[Task statement]
Could you reproduce every line of the records below character for character, leaving out the pictures?

# # # #

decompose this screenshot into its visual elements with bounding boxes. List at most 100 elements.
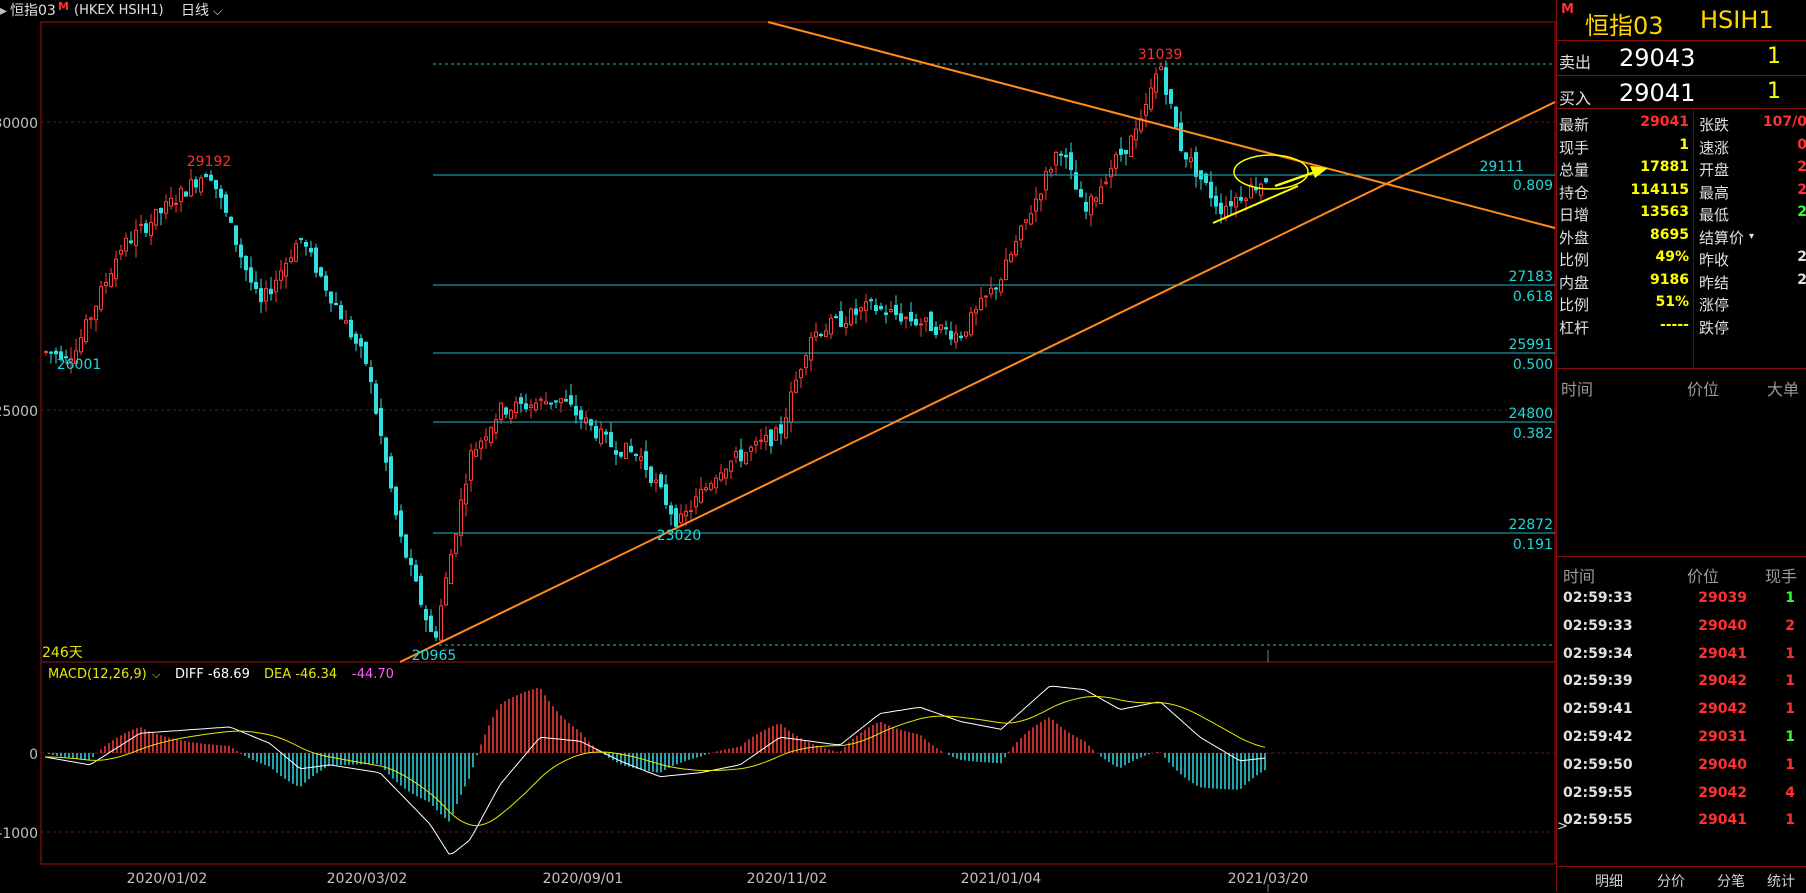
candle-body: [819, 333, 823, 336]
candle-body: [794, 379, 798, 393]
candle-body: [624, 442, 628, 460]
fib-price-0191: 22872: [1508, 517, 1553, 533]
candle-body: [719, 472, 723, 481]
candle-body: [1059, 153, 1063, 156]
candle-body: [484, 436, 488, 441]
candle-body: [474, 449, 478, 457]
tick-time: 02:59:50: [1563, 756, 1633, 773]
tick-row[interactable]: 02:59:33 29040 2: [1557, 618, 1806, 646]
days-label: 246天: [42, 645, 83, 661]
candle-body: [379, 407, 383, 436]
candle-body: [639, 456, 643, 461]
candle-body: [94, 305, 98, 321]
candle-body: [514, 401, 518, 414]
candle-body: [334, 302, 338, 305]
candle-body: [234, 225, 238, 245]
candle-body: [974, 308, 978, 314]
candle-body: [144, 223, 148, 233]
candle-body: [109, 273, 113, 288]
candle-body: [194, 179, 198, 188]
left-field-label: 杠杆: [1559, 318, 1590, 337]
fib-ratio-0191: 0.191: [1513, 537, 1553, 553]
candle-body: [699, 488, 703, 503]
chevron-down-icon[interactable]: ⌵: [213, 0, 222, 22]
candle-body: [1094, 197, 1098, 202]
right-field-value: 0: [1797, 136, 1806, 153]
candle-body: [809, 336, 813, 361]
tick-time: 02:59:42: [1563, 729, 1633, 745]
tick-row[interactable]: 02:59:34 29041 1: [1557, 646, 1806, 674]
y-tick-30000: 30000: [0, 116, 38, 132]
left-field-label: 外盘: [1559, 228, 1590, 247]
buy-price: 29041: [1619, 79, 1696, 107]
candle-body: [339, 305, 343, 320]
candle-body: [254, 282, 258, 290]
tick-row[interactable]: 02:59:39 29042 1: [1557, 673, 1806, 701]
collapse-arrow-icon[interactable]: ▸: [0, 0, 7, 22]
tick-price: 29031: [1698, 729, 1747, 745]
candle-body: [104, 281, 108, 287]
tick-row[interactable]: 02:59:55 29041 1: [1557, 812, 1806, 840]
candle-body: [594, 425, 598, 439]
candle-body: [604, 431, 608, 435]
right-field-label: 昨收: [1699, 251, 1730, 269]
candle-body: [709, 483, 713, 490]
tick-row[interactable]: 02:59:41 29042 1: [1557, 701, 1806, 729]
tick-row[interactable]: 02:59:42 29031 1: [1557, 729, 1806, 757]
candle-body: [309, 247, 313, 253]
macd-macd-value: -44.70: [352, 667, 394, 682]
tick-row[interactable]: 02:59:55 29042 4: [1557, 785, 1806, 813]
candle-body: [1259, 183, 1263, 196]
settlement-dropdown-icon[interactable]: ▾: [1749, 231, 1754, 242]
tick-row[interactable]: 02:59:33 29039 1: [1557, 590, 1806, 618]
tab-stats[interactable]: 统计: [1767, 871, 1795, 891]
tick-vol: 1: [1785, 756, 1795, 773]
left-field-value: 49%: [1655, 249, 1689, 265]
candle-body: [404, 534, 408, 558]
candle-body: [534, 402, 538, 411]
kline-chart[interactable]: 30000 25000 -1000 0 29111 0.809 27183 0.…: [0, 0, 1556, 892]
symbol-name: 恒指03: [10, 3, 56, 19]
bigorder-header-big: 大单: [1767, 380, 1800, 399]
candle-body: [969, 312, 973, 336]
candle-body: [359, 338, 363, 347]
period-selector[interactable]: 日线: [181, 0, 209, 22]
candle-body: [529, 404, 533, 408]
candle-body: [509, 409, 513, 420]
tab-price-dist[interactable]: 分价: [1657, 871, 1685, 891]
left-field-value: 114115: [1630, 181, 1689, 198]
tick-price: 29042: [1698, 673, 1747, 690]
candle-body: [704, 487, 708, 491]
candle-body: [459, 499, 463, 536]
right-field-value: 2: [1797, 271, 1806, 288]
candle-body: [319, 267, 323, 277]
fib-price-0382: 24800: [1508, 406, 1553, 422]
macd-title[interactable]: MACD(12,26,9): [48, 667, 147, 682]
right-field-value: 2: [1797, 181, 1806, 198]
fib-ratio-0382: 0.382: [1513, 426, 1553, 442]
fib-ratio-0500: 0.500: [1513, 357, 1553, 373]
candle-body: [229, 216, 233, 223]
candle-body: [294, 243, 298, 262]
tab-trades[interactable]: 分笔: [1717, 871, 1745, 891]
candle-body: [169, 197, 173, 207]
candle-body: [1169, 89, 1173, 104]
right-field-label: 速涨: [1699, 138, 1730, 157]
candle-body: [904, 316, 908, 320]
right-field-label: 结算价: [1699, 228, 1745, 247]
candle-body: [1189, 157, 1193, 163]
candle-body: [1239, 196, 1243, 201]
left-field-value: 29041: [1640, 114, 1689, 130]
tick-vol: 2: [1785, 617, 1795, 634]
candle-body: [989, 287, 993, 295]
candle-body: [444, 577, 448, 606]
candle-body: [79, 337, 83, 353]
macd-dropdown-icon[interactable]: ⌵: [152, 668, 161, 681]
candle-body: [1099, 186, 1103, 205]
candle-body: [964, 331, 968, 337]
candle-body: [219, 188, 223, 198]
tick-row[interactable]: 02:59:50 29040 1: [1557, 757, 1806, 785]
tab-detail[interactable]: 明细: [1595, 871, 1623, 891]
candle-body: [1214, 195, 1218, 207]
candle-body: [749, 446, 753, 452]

# # # #

[Reply]
decompose this screenshot into its visual elements with bounding boxes. List at most 100 elements.
candle-body: [819, 333, 823, 336]
candle-body: [794, 379, 798, 393]
candle-body: [624, 442, 628, 460]
fib-price-0191: 22872: [1508, 517, 1553, 533]
candle-body: [719, 472, 723, 481]
candle-body: [1059, 153, 1063, 156]
candle-body: [484, 436, 488, 441]
candle-body: [474, 449, 478, 457]
tick-time: 02:59:50: [1563, 756, 1633, 773]
tick-row[interactable]: 02:59:33 29040 2: [1557, 618, 1806, 646]
days-label: 246天: [42, 645, 83, 661]
candle-body: [379, 407, 383, 436]
candle-body: [639, 456, 643, 461]
candle-body: [94, 305, 98, 321]
candle-body: [514, 401, 518, 414]
candle-body: [334, 302, 338, 305]
candle-body: [234, 225, 238, 245]
candle-body: [974, 308, 978, 314]
candle-body: [144, 223, 148, 233]
candle-body: [109, 273, 113, 288]
candle-body: [194, 179, 198, 188]
left-field-label: 杠杆: [1559, 318, 1590, 337]
fib-ratio-0191: 0.191: [1513, 537, 1553, 553]
candle-body: [699, 488, 703, 503]
chevron-down-icon[interactable]: ⌵: [213, 0, 222, 22]
candle-body: [1094, 197, 1098, 202]
right-field-value: 0: [1797, 136, 1806, 153]
candle-body: [809, 336, 813, 361]
tick-time: 02:59:42: [1563, 729, 1633, 745]
tick-row[interactable]: 02:59:34 29041 1: [1557, 646, 1806, 674]
y-tick-30000: 30000: [0, 116, 38, 132]
left-field-label: 外盘: [1559, 228, 1590, 247]
buy-price: 29041: [1619, 79, 1696, 107]
candle-body: [339, 305, 343, 320]
candle-body: [254, 282, 258, 290]
tick-row[interactable]: 02:59:39 29042 1: [1557, 673, 1806, 701]
collapse-arrow-icon[interactable]: ▸: [0, 0, 7, 22]
tick-price: 29031: [1698, 729, 1747, 745]
candle-body: [104, 281, 108, 287]
tick-row[interactable]: 02:59:55 29041 1: [1557, 812, 1806, 840]
candle-body: [594, 425, 598, 439]
candle-body: [604, 431, 608, 435]
right-field-label: 昨收: [1699, 251, 1730, 269]
candle-body: [709, 483, 713, 490]
tick-row[interactable]: 02:59:41 29042 1: [1557, 701, 1806, 729]
tick-row[interactable]: 02:59:42 29031 1: [1557, 729, 1806, 757]
candle-body: [309, 247, 313, 253]
macd-macd-value: -44.70: [352, 667, 394, 682]
tick-row[interactable]: 02:59:55 29042 4: [1557, 785, 1806, 813]
candle-body: [1259, 183, 1263, 196]
settlement-dropdown-icon[interactable]: ▾: [1749, 231, 1754, 242]
tick-row[interactable]: 02:59:33 29039 1: [1557, 590, 1806, 618]
tab-stats[interactable]: 统计: [1767, 871, 1795, 891]
tick-vol: 1: [1785, 756, 1795, 773]
left-field-value: 49%: [1655, 249, 1689, 265]
candle-body: [404, 534, 408, 558]
candle-body: [534, 402, 538, 411]
kline-chart[interactable]: 30000 25000 -1000 0 29111 0.809 27183 0.…: [0, 0, 1556, 892]
symbol-name: 恒指03: [10, 3, 56, 19]
bigorder-header-big: 大单: [1767, 380, 1800, 399]
candle-body: [969, 312, 973, 336]
candle-body: [359, 338, 363, 347]
period-selector[interactable]: 日线: [181, 0, 209, 22]
candle-body: [529, 404, 533, 408]
candle-body: [509, 409, 513, 420]
tab-price-dist[interactable]: 分价: [1657, 871, 1685, 891]
left-field-value: 114115: [1630, 181, 1689, 198]
tick-price: 29042: [1698, 673, 1747, 690]
candle-body: [704, 487, 708, 491]
candle-body: [459, 499, 463, 536]
right-field-value: 2: [1797, 271, 1806, 288]
candle-body: [319, 267, 323, 277]
fib-price-0382: 24800: [1508, 406, 1553, 422]
macd-title[interactable]: MACD(12,26,9): [48, 667, 147, 682]
right-field-value: 2: [1797, 181, 1806, 198]
fib-ratio-0382: 0.382: [1513, 426, 1553, 442]
fib-ratio-0500: 0.500: [1513, 357, 1553, 373]
candle-body: [229, 216, 233, 223]
candle-body: [294, 243, 298, 262]
tab-trades[interactable]: 分笔: [1717, 871, 1745, 891]
candle-body: [169, 197, 173, 207]
candle-body: [1169, 89, 1173, 104]
right-field-label: 速涨: [1699, 138, 1730, 157]
candle-body: [904, 316, 908, 320]
right-field-label: 结算价: [1699, 228, 1745, 247]
candle-body: [1189, 157, 1193, 163]
candle-body: [1239, 196, 1243, 201]
left-field-value: 29041: [1640, 114, 1689, 130]
tick-vol: 2: [1785, 617, 1795, 634]
candle-body: [989, 287, 993, 295]
candle-body: [444, 577, 448, 606]
candle-body: [79, 337, 83, 353]
macd-dropdown-icon[interactable]: ⌵: [152, 668, 161, 681]
candle-body: [1099, 186, 1103, 205]
candle-body: [964, 331, 968, 337]
candle-body: [219, 188, 223, 198]
tick-row[interactable]: 02:59:50 29040 1: [1557, 757, 1806, 785]
tab-detail[interactable]: 明细: [1595, 871, 1623, 891]
candle-body: [1214, 195, 1218, 207]
candle-body: [749, 446, 753, 452]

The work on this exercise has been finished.